Task description:
Retype the lines of the data below, starting at the line that contains "data-label: 4.11% [615, 228, 656, 243]" and ending at the line that contains "x-tick-label: 10月19日-10月25日 [600, 289, 697, 386]", with both of those lines included.

::::::::

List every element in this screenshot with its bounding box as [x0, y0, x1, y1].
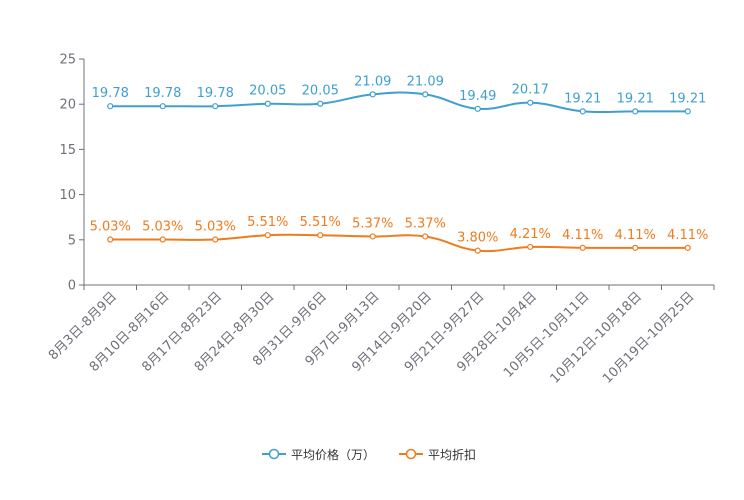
data-label: 4.11% [615, 228, 656, 243]
data-label: 19.21 [564, 91, 601, 106]
data-point[interactable] [579, 108, 586, 115]
y-tick-label: 15 [59, 143, 76, 158]
legend-marker [268, 448, 280, 460]
data-label: 5.37% [352, 216, 393, 231]
x-tick-label: 10月19日-10月25日 [600, 289, 697, 386]
data-label: 19.49 [459, 89, 496, 104]
data-point[interactable] [632, 108, 639, 115]
plot-area: 19.78 19.78 19.78 20.05 20.05 21.09 21.09 19.49… [90, 74, 708, 254]
data-label: 4.11% [562, 228, 603, 243]
legend-label: 平均价格（万） [291, 447, 375, 462]
data-point[interactable] [317, 232, 324, 239]
data-label: 19.78 [197, 86, 234, 101]
y-tick-label: 20 [59, 98, 76, 113]
data-point[interactable] [317, 100, 324, 107]
data-point[interactable] [422, 233, 429, 240]
data-point[interactable] [474, 247, 481, 254]
data-label: 19.78 [92, 86, 129, 101]
data-label: 19.21 [669, 91, 706, 106]
data-label: 4.11% [667, 228, 708, 243]
data-point[interactable] [107, 236, 114, 243]
series-line-1 [110, 91, 688, 114]
data-point[interactable] [369, 233, 376, 240]
data-point[interactable] [422, 91, 429, 98]
data-point[interactable] [264, 100, 271, 107]
data-label: 19.21 [617, 91, 654, 106]
data-label: 19.78 [144, 86, 181, 101]
y-tick-label: 25 [59, 53, 76, 68]
y-tick-label: 10 [59, 188, 76, 203]
data-point[interactable] [159, 236, 166, 243]
data-label: 5.03% [195, 220, 236, 235]
data-label: 20.05 [302, 84, 339, 99]
y-tick-label: 5 [68, 233, 76, 248]
data-point[interactable] [264, 232, 271, 239]
data-label: 5.03% [142, 220, 183, 235]
data-label: 5.51% [247, 215, 288, 230]
data-point[interactable] [159, 103, 166, 110]
data-label: 3.80% [457, 231, 498, 246]
data-label: 5.51% [300, 215, 341, 230]
data-point[interactable] [527, 243, 534, 251]
data-point[interactable] [474, 105, 481, 112]
data-point[interactable] [527, 99, 534, 106]
data-label: 20.05 [249, 84, 286, 99]
legend-marker [405, 448, 417, 460]
data-label: 21.09 [354, 74, 391, 89]
data-label: 4.21% [510, 227, 551, 242]
data-label: 5.37% [405, 216, 446, 231]
legend-item-2[interactable]: 平均折扣 [399, 447, 476, 462]
series-line-2 [110, 233, 688, 253]
data-point[interactable] [632, 244, 639, 251]
data-point[interactable] [369, 91, 376, 98]
data-point[interactable] [684, 108, 691, 115]
x-tick-label: 10月12日-10月18日 [548, 289, 645, 386]
data-point[interactable] [212, 103, 219, 110]
y-tick-label: 0 [68, 279, 76, 294]
data-point[interactable] [107, 103, 114, 110]
data-label: 5.03% [90, 220, 131, 235]
data-point[interactable] [579, 244, 586, 251]
data-label: 21.09 [407, 74, 444, 89]
y-axis: 0 5 10 15 20 25 [59, 53, 85, 294]
legend[interactable]: 平均价格（万） 平均折扣 [262, 447, 476, 462]
data-point[interactable] [684, 244, 691, 251]
legend-label: 平均折扣 [428, 447, 476, 462]
legend-item-1[interactable]: 平均价格（万） [262, 447, 375, 462]
data-label: 20.17 [512, 83, 549, 98]
data-point[interactable] [212, 236, 219, 243]
x-axis: 8月3日-8月9日8月10日-8月16日8月17日-8月23日8月24日-8月3… [46, 284, 715, 387]
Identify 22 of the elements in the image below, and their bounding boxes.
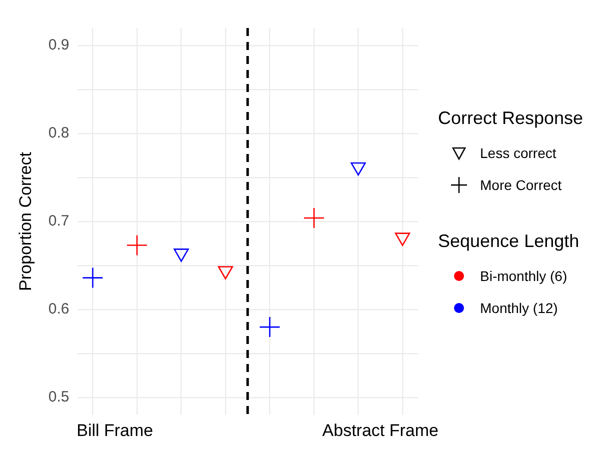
y-tick-label: 0.9	[48, 36, 70, 54]
legend-label: Monthly (12)	[480, 300, 558, 316]
point	[126, 234, 148, 256]
text: Abstract Frame	[322, 421, 438, 440]
text: Sequence Length	[438, 231, 580, 251]
y-tick-label: 0.6	[48, 300, 70, 318]
point	[259, 316, 280, 338]
point	[82, 267, 104, 288]
y-tick-label: 0.8	[48, 124, 70, 142]
point	[303, 207, 325, 229]
point	[174, 248, 189, 262]
y-tick-label: 0.7	[48, 212, 70, 230]
text: Bill Frame	[76, 421, 154, 440]
legend-label: More Correct	[480, 177, 562, 193]
point	[350, 162, 366, 176]
y-axis-title: Proportion Correct	[16, 152, 35, 291]
legend-label: Less correct	[480, 145, 556, 161]
y-tick-label: 0.5	[48, 388, 70, 406]
point	[218, 266, 234, 280]
text: Correct Response	[438, 108, 584, 128]
legend-label: Bi-monthly (6)	[480, 268, 568, 284]
point	[394, 232, 410, 246]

::::::::

Solution below:
data-label: 4.11% [615, 228, 656, 243]
data-label: 19.21 [564, 91, 601, 106]
data-point[interactable] [579, 108, 586, 115]
y-tick-label: 15 [59, 143, 76, 158]
legend-marker [268, 448, 280, 460]
data-label: 5.37% [352, 216, 393, 231]
x-tick-label: 10月19日-10月25日 [600, 289, 697, 386]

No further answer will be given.